• **Records for processing**
⟨

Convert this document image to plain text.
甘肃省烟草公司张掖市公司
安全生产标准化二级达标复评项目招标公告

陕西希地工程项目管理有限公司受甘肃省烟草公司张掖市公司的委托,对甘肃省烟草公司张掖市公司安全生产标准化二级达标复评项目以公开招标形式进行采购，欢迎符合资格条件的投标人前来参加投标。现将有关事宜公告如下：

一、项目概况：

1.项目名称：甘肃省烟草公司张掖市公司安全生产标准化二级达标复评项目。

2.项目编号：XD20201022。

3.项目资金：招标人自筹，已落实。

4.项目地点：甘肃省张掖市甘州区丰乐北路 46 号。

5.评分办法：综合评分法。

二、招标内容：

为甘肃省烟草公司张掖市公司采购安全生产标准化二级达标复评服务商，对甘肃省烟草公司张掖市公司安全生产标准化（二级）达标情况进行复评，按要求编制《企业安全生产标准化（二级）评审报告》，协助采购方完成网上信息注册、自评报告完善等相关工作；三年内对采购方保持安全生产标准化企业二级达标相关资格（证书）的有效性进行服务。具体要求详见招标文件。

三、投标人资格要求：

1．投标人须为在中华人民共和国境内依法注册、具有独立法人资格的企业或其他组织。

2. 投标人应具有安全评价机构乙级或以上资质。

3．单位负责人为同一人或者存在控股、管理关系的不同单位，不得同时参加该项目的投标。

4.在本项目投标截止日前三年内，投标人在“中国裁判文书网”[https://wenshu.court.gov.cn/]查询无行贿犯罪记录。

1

⟩

Reproduce all the records precisely.

• **Task result**
Convert this document image to plain text.
甘肃省烟草公司张掖市公司
安全生产标准化二级达标复评项目招标公告

陕西希地工程项目管理有限公司受甘肃省烟草公司张掖市公司的委托,对甘肃省烟草公司张掖市公司安全生产标准化二级达标复评项目以公开招标形式进行采购，欢迎符合资格条件的投标人前来参加投标。现将有关事宜公告如下：

一、项目概况：

1.项目名称：甘肃省烟草公司张掖市公司安全生产标准化二级达标复评项目。

2.项目编号：XD20201022。

3.项目资金：招标人自筹，已落实。

4.项目地点：甘肃省张掖市甘州区丰乐北路 46 号。

5.评分办法：综合评分法。

二、招标内容：

为甘肃省烟草公司张掖市公司采购安全生产标准化二级达标复评服务商，对甘肃省烟草公司张掖市公司安全生产标准化（二级）达标情况进行复评，按要求编制《企业安全生产标准化（二级）评审报告》，协助采购方完成网上信息注册、自评报告完善等相关工作；三年内对采购方保持安全生产标准化企业二级达标相关资格（证书）的有效性进行服务。具体要求详见招标文件。

三、投标人资格要求：

1．投标人须为在中华人民共和国境内依法注册、具有独立法人资格的企业或其他组织。

2. 投标人应具有安全评价机构乙级或以上资质。

3．单位负责人为同一人或者存在控股、管理关系的不同单位，不得同时参加该项目的投标。

4.在本项目投标截止日前三年内，投标人在“中国裁判文书网”[https://wenshu.court.gov.cn/]查询无行贿犯罪记录。

1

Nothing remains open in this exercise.